* WRITTEN EXERCISE
Scan the records below for lines with the word "three", then state how many you find and nothing else.

* RECORDS FOR PROCESSING
-------------------------
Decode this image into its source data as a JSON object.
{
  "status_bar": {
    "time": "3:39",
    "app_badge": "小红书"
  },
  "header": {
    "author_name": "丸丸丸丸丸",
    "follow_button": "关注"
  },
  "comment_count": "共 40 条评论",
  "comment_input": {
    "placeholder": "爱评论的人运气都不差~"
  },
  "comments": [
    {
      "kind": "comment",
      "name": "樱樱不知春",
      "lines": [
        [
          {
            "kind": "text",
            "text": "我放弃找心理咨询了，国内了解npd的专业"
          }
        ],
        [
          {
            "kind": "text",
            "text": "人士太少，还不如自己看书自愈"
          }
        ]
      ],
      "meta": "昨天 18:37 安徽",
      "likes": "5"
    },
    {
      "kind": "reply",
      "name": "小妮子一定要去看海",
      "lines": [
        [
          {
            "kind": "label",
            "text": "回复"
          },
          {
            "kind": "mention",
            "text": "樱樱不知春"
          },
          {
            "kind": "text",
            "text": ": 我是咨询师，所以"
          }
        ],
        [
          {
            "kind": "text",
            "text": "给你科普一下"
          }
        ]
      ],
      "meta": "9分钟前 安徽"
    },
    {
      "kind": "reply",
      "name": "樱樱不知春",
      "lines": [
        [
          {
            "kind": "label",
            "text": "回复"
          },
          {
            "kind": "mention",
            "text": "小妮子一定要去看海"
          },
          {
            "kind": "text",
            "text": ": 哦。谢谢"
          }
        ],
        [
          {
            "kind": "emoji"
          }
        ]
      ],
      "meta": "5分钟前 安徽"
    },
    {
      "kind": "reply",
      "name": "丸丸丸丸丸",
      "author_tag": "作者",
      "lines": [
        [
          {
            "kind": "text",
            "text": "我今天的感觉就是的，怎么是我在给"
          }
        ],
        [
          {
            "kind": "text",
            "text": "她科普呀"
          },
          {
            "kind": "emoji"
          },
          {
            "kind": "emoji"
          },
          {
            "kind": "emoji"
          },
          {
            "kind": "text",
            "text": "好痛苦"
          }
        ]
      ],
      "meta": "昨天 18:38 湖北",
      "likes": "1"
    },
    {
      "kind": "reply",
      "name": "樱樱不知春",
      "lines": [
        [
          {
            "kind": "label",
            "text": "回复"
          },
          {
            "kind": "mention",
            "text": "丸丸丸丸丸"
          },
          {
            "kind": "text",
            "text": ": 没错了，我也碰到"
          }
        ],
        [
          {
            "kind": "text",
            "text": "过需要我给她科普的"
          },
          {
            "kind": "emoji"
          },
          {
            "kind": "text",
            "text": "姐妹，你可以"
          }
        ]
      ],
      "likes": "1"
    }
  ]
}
-------------------------
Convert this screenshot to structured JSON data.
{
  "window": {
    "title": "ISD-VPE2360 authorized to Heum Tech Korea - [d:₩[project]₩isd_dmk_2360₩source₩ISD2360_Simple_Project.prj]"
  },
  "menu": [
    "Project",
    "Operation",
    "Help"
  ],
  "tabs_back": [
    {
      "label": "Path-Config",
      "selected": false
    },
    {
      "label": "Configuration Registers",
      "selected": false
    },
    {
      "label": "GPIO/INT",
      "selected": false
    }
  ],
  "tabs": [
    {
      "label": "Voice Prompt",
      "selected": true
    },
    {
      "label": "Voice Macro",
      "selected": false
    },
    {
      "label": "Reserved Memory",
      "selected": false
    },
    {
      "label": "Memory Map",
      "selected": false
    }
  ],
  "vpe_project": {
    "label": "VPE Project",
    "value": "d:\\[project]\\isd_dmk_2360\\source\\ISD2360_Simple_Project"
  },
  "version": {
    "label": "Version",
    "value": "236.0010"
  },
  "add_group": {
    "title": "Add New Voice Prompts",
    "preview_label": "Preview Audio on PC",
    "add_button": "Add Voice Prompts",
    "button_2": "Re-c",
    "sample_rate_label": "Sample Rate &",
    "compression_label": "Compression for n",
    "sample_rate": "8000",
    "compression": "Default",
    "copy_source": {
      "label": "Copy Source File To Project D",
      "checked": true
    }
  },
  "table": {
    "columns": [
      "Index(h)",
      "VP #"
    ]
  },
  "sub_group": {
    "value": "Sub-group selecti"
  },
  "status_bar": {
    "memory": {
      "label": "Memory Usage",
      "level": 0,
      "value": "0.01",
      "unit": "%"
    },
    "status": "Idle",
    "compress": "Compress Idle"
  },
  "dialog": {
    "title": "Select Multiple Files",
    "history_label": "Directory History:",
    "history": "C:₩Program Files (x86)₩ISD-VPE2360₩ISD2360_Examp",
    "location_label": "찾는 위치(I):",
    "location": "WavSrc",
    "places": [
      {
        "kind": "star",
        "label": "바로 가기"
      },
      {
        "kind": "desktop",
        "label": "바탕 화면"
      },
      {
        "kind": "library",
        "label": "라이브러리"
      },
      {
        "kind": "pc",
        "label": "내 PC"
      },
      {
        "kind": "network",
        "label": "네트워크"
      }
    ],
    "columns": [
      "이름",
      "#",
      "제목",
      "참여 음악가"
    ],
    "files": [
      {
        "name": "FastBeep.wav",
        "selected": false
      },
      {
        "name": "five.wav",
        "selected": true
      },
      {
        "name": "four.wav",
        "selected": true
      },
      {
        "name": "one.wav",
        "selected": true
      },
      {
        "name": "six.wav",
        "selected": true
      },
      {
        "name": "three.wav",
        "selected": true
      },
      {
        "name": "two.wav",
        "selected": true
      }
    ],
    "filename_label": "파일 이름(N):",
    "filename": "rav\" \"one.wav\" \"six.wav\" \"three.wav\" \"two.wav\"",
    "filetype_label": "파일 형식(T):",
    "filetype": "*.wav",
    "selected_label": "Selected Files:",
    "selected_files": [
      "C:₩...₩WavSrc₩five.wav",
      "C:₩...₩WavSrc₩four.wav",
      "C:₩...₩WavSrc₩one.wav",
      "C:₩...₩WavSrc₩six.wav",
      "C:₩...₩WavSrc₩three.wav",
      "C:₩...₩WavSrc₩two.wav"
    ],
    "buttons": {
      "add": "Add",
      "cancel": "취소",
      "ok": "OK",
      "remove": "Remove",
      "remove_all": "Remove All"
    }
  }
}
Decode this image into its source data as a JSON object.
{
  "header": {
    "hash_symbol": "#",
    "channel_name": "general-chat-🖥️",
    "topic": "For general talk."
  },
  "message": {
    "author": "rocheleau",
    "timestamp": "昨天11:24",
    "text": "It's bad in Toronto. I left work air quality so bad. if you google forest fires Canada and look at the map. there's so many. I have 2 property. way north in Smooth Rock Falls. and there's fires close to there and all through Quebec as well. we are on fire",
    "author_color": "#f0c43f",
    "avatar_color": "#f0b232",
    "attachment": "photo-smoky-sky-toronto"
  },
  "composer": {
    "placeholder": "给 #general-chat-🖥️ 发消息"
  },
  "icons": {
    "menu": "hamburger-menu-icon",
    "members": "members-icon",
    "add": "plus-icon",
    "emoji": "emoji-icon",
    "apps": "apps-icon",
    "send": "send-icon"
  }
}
-------------------------
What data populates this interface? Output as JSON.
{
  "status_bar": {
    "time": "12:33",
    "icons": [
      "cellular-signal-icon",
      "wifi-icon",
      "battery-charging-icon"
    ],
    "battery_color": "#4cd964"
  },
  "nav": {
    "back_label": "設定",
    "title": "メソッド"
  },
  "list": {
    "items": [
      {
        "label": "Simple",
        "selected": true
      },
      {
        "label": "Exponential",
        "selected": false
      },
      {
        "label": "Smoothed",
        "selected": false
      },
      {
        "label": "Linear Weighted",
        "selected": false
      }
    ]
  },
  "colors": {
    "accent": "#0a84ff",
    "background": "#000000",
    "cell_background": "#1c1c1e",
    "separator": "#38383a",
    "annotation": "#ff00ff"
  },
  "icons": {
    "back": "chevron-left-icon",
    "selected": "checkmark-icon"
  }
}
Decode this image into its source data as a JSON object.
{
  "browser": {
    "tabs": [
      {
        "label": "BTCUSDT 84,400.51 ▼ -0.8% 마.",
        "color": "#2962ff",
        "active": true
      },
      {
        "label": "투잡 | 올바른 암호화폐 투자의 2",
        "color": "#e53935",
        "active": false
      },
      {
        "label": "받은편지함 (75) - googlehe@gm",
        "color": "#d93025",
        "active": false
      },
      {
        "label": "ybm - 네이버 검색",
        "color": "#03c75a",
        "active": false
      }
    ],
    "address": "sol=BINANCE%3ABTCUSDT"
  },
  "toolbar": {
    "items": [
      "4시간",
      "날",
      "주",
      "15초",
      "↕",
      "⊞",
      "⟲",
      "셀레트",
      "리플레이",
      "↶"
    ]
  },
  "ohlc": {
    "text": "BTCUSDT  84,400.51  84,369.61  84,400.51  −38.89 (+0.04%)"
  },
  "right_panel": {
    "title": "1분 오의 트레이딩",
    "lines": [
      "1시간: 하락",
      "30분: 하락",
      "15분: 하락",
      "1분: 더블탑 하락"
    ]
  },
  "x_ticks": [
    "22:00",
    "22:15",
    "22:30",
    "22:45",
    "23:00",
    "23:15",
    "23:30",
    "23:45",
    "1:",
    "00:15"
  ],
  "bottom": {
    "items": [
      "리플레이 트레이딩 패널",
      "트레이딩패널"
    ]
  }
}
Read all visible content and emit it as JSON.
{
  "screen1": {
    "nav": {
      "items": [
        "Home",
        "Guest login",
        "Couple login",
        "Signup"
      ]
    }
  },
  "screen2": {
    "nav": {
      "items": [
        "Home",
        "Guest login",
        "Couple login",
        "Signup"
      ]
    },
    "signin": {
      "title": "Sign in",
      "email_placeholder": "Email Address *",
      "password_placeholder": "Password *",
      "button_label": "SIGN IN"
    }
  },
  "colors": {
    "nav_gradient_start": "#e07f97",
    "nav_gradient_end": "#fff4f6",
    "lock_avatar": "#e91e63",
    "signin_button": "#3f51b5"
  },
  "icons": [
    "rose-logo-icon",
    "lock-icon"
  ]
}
-------------------------
* COMPLETE OUTPUT
3